**Aim of the exercise:**
Continue the court judgment extract on the burn victim's dying declarations from where it stops.

**Source extract:**

***

Thereafter, the Taluka Executive Magistrate also came to the hospital and in the presence of the doctor, the dying declaration was recorded as per Ex. P. 18 at about 2.30 p.m. At the time of the recording of the said dying declaration also, the doctor-P.W. 23 has certified that the victim was in a fit condition to make statement. In the cross-examination, the doctor has deposed that sometimes the victims of burn injuries would become physically weak after consuming drugs administered to such patient, but mentally they would be in a fit condition to make statement. Even in the cross-examination, the said doctor has withstood to depose that the victim was in a fit condition to make statement. A suggestion was also put to the doctor by the defence that the victim was not in a position to put her thumb impression on the dying declaration, but such a suggestion is denied by him. He has reiterated that the victim was in a fit condition to make statement as recorded in Ex. P. 18.

16. From the aforementioned discussions, we of the clear opinion, that both the dying declarations corroborate with each other and they fully support the case of prosecution. The evidence of the doctor as well as the Sub-Inspector of Police and the Taluka Executive Magistrate, who recorded the dying declarations would fully support the case of the prosecution. Thus the trial Court is justified in concluding that the death is homicidal in nature.

17. As mentioned supra, the incident has taken place during the night of 17.1.2010 at 1.20 p.m. and the two dying declarations are recorded in the evening of 18.1.2010. The victim died on 24.1.2010 which means that the victim was alive till 24.1.2010. The very fact that the victim surviving for 7 days after the incident would clearly goes to show that she might be in a fit condition to make statement at least on 18.1.2010. The death was not instantaneous. The death did not occur immediately after recording of the dying declarations, to suspect the dying declarations. Having regard to the totality of the facts and circumstances, in our considered opinion, the trial Court is justified in relying upon the dying declarations while coming to the conclusion.

***

Stored items:
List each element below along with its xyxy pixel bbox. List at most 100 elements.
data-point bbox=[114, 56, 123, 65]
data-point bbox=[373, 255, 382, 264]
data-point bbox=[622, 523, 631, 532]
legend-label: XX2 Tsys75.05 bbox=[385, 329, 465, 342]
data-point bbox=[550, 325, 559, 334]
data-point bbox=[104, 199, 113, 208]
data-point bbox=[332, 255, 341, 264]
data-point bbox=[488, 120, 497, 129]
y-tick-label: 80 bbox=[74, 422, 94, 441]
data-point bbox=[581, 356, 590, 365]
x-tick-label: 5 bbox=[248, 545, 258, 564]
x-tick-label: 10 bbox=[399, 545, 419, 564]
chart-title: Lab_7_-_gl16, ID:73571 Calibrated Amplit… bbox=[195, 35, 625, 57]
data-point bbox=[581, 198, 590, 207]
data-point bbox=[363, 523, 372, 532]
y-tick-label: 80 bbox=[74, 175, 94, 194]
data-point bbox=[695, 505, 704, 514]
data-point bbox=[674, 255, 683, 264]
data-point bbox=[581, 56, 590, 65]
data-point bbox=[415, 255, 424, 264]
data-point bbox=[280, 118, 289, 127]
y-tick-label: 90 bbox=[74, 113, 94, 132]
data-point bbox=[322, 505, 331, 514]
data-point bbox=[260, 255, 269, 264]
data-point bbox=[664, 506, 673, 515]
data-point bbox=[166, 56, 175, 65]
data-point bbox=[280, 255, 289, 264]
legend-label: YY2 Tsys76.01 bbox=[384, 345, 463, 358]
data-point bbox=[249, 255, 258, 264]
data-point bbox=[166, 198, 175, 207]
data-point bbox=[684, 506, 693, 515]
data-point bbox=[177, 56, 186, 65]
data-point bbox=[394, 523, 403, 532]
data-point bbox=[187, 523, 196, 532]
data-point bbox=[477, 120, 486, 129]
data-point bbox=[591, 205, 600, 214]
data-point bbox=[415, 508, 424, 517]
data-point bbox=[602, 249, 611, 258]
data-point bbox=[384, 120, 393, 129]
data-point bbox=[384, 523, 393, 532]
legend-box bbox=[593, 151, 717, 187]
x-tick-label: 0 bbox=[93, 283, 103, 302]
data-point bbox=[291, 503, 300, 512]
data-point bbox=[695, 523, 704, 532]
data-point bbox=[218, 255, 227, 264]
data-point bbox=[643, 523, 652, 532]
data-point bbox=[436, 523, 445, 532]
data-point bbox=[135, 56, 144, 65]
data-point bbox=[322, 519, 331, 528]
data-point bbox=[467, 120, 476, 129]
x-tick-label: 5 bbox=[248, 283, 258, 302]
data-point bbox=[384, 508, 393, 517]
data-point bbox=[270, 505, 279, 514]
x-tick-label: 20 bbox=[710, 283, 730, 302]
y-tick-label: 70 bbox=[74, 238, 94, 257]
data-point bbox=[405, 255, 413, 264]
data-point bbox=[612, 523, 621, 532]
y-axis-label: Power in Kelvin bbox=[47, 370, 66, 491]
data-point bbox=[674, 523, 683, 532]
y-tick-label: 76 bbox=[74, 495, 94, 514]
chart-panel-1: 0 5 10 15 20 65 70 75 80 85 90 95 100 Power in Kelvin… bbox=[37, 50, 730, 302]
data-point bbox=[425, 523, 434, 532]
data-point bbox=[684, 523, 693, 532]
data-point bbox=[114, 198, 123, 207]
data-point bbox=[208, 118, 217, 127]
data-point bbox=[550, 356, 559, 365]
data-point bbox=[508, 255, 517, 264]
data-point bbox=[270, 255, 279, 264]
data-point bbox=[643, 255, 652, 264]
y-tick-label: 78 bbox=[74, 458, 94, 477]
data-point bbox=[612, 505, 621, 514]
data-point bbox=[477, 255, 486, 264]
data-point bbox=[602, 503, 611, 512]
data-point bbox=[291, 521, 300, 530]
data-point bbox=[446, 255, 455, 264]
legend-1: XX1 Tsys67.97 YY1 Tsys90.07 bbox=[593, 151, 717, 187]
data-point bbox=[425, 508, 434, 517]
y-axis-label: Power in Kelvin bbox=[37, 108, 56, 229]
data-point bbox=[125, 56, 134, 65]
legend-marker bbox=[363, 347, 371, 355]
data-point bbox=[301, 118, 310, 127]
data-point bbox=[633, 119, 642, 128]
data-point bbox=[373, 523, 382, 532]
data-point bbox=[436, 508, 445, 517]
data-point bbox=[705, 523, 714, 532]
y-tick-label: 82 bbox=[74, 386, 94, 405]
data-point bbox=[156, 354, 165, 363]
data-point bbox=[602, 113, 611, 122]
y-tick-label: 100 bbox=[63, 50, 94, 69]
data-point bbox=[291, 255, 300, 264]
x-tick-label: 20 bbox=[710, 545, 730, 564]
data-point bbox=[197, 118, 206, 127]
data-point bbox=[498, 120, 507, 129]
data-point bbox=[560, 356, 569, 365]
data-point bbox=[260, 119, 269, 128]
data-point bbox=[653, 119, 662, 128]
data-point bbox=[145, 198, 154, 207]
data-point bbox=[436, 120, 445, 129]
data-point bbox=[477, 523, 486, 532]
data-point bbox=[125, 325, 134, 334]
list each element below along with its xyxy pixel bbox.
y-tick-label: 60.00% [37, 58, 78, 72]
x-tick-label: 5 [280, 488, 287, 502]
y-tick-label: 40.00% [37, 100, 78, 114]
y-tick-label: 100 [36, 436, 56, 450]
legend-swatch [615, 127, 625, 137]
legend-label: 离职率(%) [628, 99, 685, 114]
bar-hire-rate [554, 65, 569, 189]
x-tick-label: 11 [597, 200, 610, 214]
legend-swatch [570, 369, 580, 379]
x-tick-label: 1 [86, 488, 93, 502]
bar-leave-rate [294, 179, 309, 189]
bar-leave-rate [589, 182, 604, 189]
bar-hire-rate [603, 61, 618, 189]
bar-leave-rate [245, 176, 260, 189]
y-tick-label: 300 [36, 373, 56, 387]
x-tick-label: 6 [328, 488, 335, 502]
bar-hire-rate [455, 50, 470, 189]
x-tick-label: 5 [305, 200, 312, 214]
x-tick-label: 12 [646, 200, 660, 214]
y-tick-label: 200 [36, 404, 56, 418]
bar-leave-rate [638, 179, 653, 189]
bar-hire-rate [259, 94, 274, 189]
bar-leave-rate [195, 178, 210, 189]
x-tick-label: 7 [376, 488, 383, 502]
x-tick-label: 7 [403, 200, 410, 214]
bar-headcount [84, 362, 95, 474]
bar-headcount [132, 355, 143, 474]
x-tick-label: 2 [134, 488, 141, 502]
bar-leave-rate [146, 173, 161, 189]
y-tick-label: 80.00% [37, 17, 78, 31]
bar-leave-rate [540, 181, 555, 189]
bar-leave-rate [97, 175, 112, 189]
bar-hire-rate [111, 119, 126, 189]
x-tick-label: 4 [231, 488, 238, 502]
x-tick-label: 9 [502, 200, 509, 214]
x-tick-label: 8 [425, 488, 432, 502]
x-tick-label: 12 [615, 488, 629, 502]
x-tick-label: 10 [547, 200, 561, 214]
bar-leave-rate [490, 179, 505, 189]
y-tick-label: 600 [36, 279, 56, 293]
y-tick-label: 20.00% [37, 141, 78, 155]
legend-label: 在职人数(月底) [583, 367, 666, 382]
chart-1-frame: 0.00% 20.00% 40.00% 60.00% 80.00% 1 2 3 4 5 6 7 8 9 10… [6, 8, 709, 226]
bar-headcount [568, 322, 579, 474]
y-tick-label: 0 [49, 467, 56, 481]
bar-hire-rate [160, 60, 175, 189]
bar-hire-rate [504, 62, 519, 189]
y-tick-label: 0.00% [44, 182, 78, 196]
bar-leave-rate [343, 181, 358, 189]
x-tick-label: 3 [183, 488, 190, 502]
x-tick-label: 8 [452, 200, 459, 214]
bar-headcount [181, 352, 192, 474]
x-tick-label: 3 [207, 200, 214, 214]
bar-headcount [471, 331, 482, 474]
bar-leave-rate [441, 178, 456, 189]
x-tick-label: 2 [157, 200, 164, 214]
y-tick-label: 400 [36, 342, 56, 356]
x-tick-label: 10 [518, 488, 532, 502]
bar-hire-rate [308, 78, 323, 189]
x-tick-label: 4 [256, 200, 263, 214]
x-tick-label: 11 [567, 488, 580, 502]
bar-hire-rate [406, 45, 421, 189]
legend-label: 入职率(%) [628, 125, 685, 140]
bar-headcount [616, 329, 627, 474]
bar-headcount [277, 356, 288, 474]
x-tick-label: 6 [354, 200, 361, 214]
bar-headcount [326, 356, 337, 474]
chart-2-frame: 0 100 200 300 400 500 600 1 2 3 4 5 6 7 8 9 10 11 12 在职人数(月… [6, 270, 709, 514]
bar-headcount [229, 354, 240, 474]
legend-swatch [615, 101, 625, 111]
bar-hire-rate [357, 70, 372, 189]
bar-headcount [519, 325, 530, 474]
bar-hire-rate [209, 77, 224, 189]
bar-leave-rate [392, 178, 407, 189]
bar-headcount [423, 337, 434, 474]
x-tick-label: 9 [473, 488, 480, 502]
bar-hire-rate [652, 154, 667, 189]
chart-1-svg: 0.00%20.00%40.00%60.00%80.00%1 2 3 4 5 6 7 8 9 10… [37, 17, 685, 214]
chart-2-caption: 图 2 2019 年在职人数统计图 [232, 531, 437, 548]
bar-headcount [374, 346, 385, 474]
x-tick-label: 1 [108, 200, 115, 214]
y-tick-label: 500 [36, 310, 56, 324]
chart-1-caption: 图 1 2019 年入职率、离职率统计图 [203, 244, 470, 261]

***

**Answer section:**
18. The evidence of P.Ws. 2, 14, 15 and 17 would clearly reveal that the accused was addicted to bad habits of consuming alcohol. Every day he used to come to the house fully drunk and torture the deceased both mentally as well as physically demanding money from her for consuming alcohol and in that regard, he used to harass the victim not only mentally but also physically. Despite number of panchayats held in the village, the accused did not mend his conduct. Though P.Ws. 2, 14, 15 and 17 are the near relatives of the deceased, their versions cannot be suspected. Merely because all are relatives, it cannot be said that they would depose falsely. It is natural for the near relatives to know as to what is happening within the family. All these witnesses have deposed about the panchayats held within the family members. The evidence of these witnesses is consistent, cogent and reliable and the same would amply prove that the accused used to harass the victim both physically and mentally for the aforementioned reasons.

19. The case of the prosecution is further supported by the versions of P.Ws. 14, 15 and 17 who have deposed about the oral dying declarations made by the victim in the hospital before them. P.W. 14 is the mother of the victim and P.Ws. 15 and 17 are the brothers of the victim. Their evidence clearly reveals that at about 11 p.m. on 17.1.2010, they received a telephonic call that the accused set the victim ablaze after pouring kerosene. They immediately rushed to the Chigateri Government Hospital, Davangere and saw the victim with burn injuries. At that point of time, the victim was in a fit condition to make statement and she was talking with clarity. On enquiry, the victim disclosed before them that the accused poured kerosene on her and set her ablaze.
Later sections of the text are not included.